Records excerpted from a collection:
######
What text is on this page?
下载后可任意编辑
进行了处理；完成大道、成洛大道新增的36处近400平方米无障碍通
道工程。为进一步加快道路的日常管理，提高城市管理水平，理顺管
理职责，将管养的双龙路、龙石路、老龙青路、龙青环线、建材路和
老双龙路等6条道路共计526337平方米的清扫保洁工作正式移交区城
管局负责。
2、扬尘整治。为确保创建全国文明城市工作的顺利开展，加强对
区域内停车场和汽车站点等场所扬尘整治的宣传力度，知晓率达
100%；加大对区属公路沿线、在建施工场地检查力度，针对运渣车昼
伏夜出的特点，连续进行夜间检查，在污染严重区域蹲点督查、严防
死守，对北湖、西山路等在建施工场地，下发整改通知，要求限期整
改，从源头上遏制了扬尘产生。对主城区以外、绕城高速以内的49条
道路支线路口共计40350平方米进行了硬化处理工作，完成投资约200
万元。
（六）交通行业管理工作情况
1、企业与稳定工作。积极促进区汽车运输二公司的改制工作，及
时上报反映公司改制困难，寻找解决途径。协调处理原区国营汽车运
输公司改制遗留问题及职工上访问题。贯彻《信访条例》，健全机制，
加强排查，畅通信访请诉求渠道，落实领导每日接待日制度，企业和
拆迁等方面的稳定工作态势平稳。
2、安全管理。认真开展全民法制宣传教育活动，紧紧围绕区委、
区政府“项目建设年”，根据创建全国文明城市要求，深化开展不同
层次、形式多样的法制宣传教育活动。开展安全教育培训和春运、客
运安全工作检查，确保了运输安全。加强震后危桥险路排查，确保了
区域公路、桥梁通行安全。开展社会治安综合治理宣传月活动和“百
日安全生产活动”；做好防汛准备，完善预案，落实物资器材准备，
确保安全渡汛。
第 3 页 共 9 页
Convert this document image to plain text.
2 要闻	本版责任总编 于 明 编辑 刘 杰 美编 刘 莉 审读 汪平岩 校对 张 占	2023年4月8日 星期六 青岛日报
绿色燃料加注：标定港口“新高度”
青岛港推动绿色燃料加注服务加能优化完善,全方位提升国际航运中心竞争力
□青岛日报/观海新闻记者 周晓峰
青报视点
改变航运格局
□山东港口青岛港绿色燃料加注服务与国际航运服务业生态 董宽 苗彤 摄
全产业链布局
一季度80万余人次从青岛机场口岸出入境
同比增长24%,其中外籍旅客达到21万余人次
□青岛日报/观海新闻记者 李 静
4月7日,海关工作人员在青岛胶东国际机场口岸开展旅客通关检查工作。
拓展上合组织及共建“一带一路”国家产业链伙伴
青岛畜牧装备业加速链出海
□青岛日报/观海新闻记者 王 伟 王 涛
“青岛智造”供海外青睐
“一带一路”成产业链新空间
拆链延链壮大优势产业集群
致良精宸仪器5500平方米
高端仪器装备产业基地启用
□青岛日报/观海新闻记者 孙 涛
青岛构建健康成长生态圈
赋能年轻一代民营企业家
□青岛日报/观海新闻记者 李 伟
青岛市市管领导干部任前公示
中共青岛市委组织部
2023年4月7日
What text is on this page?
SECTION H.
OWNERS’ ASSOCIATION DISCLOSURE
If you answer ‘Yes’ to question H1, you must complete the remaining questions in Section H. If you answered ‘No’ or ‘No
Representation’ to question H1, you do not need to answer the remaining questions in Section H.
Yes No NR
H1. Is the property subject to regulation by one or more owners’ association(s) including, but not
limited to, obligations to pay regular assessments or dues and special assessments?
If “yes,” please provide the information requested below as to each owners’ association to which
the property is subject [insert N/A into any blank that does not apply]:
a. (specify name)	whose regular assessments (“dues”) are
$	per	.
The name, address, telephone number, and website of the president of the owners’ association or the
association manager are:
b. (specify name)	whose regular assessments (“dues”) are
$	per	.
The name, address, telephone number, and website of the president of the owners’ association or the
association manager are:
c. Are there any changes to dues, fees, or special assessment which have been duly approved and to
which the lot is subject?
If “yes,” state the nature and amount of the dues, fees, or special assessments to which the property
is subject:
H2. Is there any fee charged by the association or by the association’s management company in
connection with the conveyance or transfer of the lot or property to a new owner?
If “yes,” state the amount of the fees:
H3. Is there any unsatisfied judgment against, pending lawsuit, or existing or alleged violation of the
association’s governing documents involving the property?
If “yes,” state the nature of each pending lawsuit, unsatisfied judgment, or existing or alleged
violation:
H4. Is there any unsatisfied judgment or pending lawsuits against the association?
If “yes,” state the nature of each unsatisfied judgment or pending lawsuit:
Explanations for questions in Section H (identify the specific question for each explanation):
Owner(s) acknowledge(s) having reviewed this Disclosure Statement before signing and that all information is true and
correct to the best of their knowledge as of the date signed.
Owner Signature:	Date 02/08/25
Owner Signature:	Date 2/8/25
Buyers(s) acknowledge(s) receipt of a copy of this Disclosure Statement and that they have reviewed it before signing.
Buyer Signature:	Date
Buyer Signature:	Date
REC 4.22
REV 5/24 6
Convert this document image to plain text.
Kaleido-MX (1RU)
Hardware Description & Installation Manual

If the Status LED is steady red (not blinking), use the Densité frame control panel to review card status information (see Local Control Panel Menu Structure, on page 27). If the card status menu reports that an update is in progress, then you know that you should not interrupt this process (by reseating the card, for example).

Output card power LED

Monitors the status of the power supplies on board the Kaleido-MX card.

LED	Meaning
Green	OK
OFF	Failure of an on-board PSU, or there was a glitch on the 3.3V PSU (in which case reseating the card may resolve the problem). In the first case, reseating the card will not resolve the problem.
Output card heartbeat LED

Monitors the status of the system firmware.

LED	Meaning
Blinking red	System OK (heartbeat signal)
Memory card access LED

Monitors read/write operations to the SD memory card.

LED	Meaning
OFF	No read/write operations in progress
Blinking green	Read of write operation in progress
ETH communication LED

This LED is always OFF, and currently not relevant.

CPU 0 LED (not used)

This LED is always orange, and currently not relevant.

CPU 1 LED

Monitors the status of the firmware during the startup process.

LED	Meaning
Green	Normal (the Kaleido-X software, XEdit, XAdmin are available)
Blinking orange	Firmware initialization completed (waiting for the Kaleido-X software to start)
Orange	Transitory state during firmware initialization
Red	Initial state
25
######
**Aim:**
Within the listing above, copy each line that has the string "Statement".

**Output below:**
Owner(s) acknowledge(s) having reviewed this Disclosure Statement before signing and that all information is true and
Buyers(s) acknowledge(s) receipt of a copy of this Disclosure Statement and that they have reviewed it before signing.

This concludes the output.